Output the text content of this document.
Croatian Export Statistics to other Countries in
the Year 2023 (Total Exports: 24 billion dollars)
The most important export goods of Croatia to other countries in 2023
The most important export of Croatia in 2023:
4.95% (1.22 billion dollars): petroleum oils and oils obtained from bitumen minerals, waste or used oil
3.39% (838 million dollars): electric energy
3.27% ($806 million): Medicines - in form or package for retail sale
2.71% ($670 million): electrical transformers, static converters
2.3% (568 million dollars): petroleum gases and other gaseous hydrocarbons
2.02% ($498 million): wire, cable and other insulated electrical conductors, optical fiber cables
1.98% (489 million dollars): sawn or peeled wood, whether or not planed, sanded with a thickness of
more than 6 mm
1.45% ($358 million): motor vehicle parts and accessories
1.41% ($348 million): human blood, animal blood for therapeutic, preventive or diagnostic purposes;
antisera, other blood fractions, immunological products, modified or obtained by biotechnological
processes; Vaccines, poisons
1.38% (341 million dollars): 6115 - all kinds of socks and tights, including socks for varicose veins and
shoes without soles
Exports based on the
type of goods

- [Brief]: Write out the records above again, keeping each one identical to the original.

- [Problem solution]:
Output the text content of this document.
Croatian Export Statistics to other Countries in
the Year 2023 (Total Exports: 24 billion dollars)
The most important export goods of Croatia to other countries in 2023
The most important export of Croatia in 2023:
4.95% (1.22 billion dollars): petroleum oils and oils obtained from bitumen minerals, waste or used oil
3.39% (838 million dollars): electric energy
3.27% ($806 million): Medicines - in form or package for retail sale
2.71% ($670 million): electrical transformers, static converters
2.3% (568 million dollars): petroleum gases and other gaseous hydrocarbons
2.02% ($498 million): wire, cable and other insulated electrical conductors, optical fiber cables
1.98% (489 million dollars): sawn or peeled wood, whether or not planed, sanded with a thickness of
more than 6 mm
1.45% ($358 million): motor vehicle parts and accessories
1.41% ($348 million): human blood, animal blood for therapeutic, preventive or diagnostic purposes;
antisera, other blood fractions, immunological products, modified or obtained by biotechnological
processes; Vaccines, poisons
1.38% (341 million dollars): 6115 - all kinds of socks and tights, including socks for varicose veins and
shoes without soles
Exports based on the
type of goods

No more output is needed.